== GOAL ==
Set down each line of the material that follows, exactly, with no pictures.

___ DATASET EXCERPTS ___

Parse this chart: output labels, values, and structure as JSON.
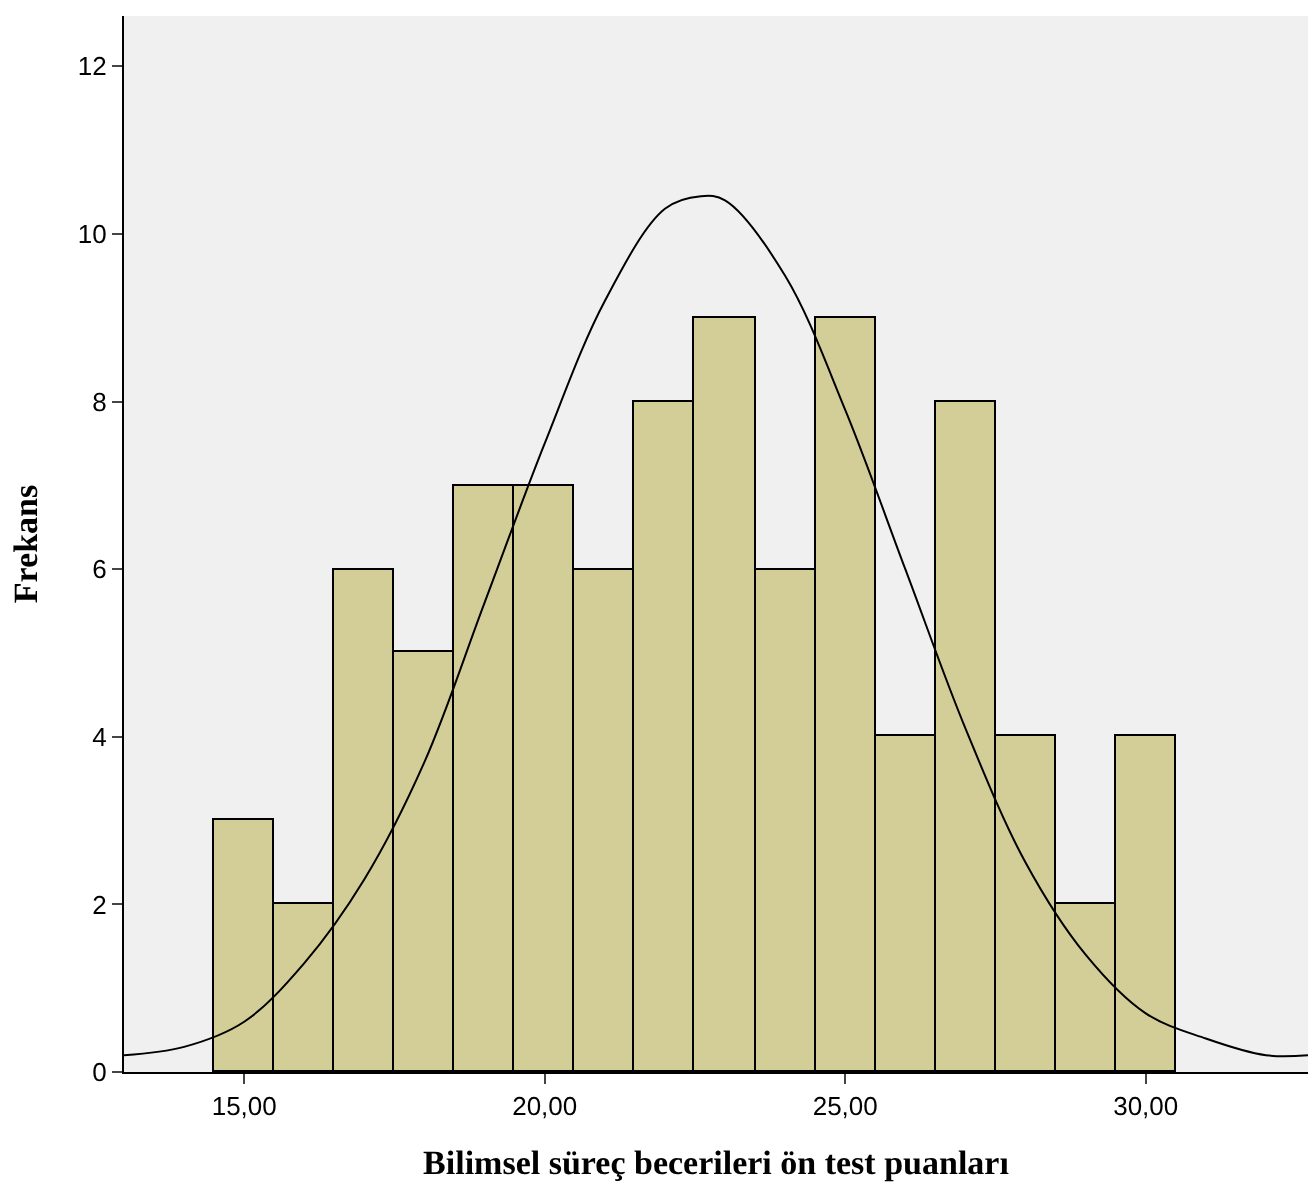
{
  "chart_data": {
    "type": "histogram",
    "xlabel": "Bilimsel süreç becerileri ön test puanları",
    "ylabel": "Frekans",
    "bins": [
      14.5,
      15.5,
      16.5,
      17.5,
      18.5,
      19.5,
      20.5,
      21.5,
      22.5,
      23.5,
      24.5,
      25.5,
      26.5,
      27.5,
      28.5,
      29.5,
      30.5
    ],
    "values": [
      3,
      2,
      6,
      5,
      7,
      7,
      6,
      8,
      9,
      6,
      9,
      4,
      8,
      4,
      2,
      4
    ],
    "color": "#d3ce97",
    "series": [
      {
        "type": "line",
        "color": "#000000",
        "x": [
          13,
          14,
          15,
          16,
          17,
          18,
          19,
          20,
          21,
          22,
          22.6,
          23,
          24,
          25,
          26,
          27,
          28,
          29,
          30,
          31,
          32,
          32.7
        ],
        "values": [
          0.2,
          0.3,
          0.6,
          1.3,
          2.3,
          3.7,
          5.6,
          7.5,
          9.2,
          10.3,
          10.45,
          10.4,
          9.5,
          7.9,
          6.0,
          4.1,
          2.5,
          1.4,
          0.7,
          0.4,
          0.2,
          0.2
        ]
      }
    ],
    "xlim": [
      13,
      32.7
    ],
    "ylim": [
      0,
      12.6
    ],
    "xticks": [
      {
        "value": 15,
        "label": "15,00"
      },
      {
        "value": 20,
        "label": "20,00"
      },
      {
        "value": 25,
        "label": "25,00"
      },
      {
        "value": 30,
        "label": "30,00"
      }
    ],
    "yticks": [
      0,
      2,
      4,
      6,
      8,
      10,
      12
    ],
    "grid": false
  }
}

___

== SOLUTION TO THE EXERCISE ==
Parse this chart: output labels, values, and structure as JSON.
{
  "chart_data": {
    "type": "histogram",
    "xlabel": "Bilimsel süreç becerileri ön test puanları",
    "ylabel": "Frekans",
    "bins": [
      14.5,
      15.5,
      16.5,
      17.5,
      18.5,
      19.5,
      20.5,
      21.5,
      22.5,
      23.5,
      24.5,
      25.5,
      26.5,
      27.5,
      28.5,
      29.5,
      30.5
    ],
    "values": [
      3,
      2,
      6,
      5,
      7,
      7,
      6,
      8,
      9,
      6,
      9,
      4,
      8,
      4,
      2,
      4
    ],
    "color": "#d3ce97",
    "series": [
      {
        "type": "line",
        "color": "#000000",
        "x": [
          13,
          14,
          15,
          16,
          17,
          18,
          19,
          20,
          21,
          22,
          22.6,
          23,
          24,
          25,
          26,
          27,
          28,
          29,
          30,
          31,
          32,
          32.7
        ],
        "values": [
          0.2,
          0.3,
          0.6,
          1.3,
          2.3,
          3.7,
          5.6,
          7.5,
          9.2,
          10.3,
          10.45,
          10.4,
          9.5,
          7.9,
          6.0,
          4.1,
          2.5,
          1.4,
          0.7,
          0.4,
          0.2,
          0.2
        ]
      }
    ],
    "xlim": [
      13,
      32.7
    ],
    "ylim": [
      0,
      12.6
    ],
    "xticks": [
      {
        "value": 15,
        "label": "15,00"
      },
      {
        "value": 20,
        "label": "20,00"
      },
      {
        "value": 25,
        "label": "25,00"
      },
      {
        "value": 30,
        "label": "30,00"
      }
    ],
    "yticks": [
      0,
      2,
      4,
      6,
      8,
      10,
      12
    ],
    "grid": false
  }
}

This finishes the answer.